> [Goal] Please list each line below that contains the string "trigonal", copying every such line in full.

Layout element annotations:

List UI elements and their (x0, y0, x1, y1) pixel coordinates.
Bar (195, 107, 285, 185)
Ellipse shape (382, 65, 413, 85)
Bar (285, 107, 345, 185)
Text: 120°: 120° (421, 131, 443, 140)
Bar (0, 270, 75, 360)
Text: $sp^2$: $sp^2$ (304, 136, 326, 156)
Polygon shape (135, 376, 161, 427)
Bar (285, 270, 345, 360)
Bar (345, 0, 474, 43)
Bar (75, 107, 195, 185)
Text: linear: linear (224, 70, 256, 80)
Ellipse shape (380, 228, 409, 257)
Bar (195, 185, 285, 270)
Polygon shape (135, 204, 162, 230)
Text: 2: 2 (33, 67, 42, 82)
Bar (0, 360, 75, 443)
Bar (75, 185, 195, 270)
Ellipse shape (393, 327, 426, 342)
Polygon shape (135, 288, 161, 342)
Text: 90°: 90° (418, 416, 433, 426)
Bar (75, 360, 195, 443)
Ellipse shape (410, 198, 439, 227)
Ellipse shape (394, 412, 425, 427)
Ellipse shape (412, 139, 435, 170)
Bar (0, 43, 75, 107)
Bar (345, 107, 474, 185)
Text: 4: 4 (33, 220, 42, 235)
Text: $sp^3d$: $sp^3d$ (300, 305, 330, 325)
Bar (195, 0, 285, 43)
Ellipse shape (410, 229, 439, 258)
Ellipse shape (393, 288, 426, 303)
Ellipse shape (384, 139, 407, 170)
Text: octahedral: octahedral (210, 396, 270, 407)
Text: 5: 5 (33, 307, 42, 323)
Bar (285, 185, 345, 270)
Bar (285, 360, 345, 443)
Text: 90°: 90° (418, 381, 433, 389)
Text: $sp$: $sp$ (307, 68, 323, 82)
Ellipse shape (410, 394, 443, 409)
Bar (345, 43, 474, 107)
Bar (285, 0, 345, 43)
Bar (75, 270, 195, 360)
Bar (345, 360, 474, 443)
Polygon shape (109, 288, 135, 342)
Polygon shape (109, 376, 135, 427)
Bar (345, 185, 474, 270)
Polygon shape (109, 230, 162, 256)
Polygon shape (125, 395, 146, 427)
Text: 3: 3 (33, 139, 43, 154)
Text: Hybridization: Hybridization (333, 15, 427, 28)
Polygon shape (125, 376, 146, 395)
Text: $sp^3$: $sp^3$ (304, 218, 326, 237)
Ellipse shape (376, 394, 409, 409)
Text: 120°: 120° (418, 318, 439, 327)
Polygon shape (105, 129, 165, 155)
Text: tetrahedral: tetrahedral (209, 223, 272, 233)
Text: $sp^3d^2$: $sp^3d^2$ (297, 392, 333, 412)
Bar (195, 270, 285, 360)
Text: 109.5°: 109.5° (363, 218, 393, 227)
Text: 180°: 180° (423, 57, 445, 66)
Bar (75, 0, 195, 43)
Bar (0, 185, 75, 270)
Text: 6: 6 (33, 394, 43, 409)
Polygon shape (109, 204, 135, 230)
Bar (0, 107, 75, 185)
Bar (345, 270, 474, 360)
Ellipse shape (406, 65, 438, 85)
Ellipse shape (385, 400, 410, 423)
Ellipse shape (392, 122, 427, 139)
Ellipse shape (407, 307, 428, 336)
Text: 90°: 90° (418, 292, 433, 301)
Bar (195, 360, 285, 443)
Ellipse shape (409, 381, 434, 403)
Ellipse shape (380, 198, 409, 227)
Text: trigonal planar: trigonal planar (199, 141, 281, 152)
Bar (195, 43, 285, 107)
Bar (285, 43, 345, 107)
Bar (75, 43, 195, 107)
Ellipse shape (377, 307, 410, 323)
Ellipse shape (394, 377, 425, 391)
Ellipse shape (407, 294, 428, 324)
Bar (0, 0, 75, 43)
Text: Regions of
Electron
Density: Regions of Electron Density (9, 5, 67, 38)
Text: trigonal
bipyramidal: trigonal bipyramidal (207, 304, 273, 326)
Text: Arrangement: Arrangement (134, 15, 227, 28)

> [Response to the task]
Text: trigonal planar: trigonal planar (199, 141, 281, 152)
Text: trigonal
bipyramidal: trigonal bipyramidal (207, 304, 273, 326)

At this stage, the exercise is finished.